Re: default locale considered harmful? (was Re: [GENERAL]

From
Tom Lane
Date:
Bruce Momjian <pgman@candle.pha.pa.us> writes:
> Has the single-byte LIKE penalty been eliminated, so we don't need to
> consider using C as the default locale for initdb, right?

I'm still of the opinion that we should make C the default locale.
But I'm not sure where the consensus is, so I've not made the change.

> If fixed, how was it done?

Peter has provided a hack whereby one can create a LIKE-supporting index
in a non-C locale.  But a *default* index in a non-C locale is still not
going to support LIKE ... and the hacked index will not support ordinary
comparison or ordering operators.  So I think there's still a lot left
to be desired here.
        regards, tom lane


Re: default locale considered harmful? (was Re: [GENERAL]

From
Peter Eisentraut
Date:
Tom Lane writes:

> Peter has provided a hack whereby one can create a LIKE-supporting index
> in a non-C locale.  But a *default* index in a non-C locale is still not
> going to support LIKE ... and the hacked index will not support ordinary
> comparison or ordering operators.  So I think there's still a lot left
> to be desired here.

I don't understand why you call this a hack.  Pattern matching and string
comparison simply work differently, so the proper solution is to use
different operator classes.  After all, that's what operator classes exist
for.  What is left to be desired?

-- 
Peter Eisentraut   peter_e@gmx.net



Re: default locale considered harmful? (was Re: [GENERAL]

From
Tom Lane
Date:
Peter Eisentraut <peter_e@gmx.net> writes:
> I don't understand why you call this a hack.  Pattern matching and string
> comparison simply work differently, so the proper solution is to use
> different operator classes.  After all, that's what operator classes exist
> for.  What is left to be desired?

I think that a more general solution would be the ability to select a
locale (and hence a sort order) per-column, as the SQL spec envisions.
Then you'd just select C locale for columns you wanted to do pattern
matching for.

Admittedly, you'd still need the opclass-based approach for cases where
you wanted both pattern matching and a non-C-locale sort order ... but
I doubt that constitutes the majority of cases.

I guess my main concern is that we should not feel that this approach
takes the heat off us to support multiple locales.  As a solution to the
narrow problem of LIKE performance, it's okay --- but it's not getting
us any nearer to a solution to the general locale problem.
        regards, tom lane


Re: default locale considered harmful? (was Re: [GENERAL]

From
Bruce Momjian
Date:
Tom Lane wrote:
> Bruce Momjian <pgman@candle.pha.pa.us> writes:
> > Has the single-byte LIKE penalty been eliminated, so we don't need to
> > consider using C as the default locale for initdb, right?
> 
> I'm still of the opinion that we should make C the default locale.
--------------------
Problem statement =>
Please reproduce, word for word, the stretch of the default-locale thread above from "Admittedly, you'd still" through "general locale problem.".

Information provided =>
--------------------
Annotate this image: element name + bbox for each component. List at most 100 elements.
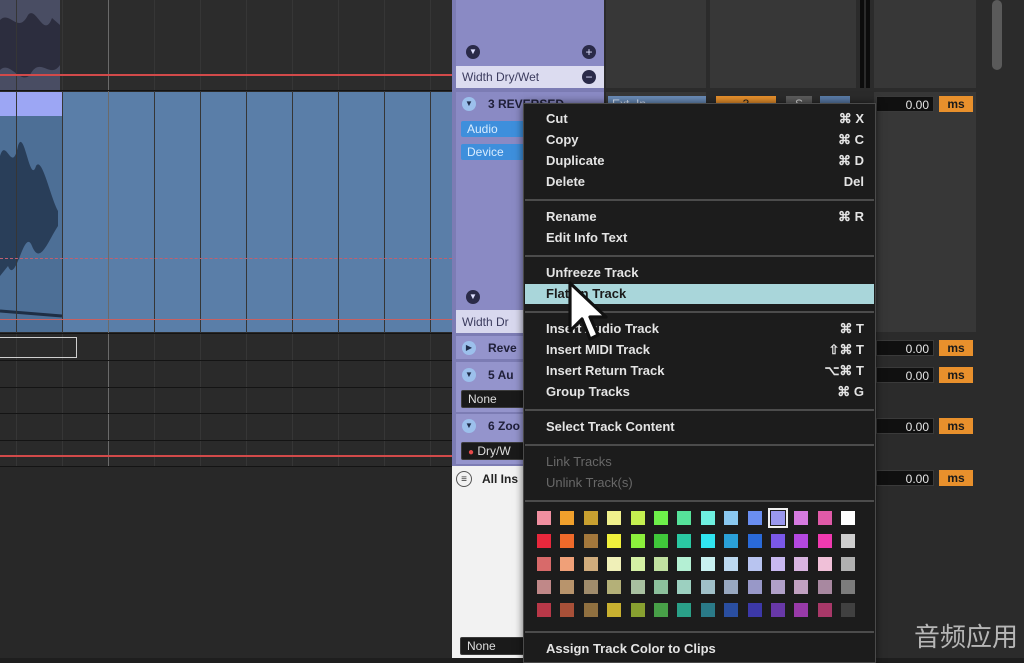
--------------------
Output for this task =>
Admittedly, you'd still need the opclass-based approach for cases where
you wanted both pattern matching and a non-C-locale sort order ... but
I doubt that constitutes the majority of cases.

I guess my main concern is that we should not feel that this approach
takes the heat off us to support multiple locales.  As a solution to the
narrow problem of LIKE performance, it's okay --- but it's not getting
us any nearer to a solution to the general locale problem.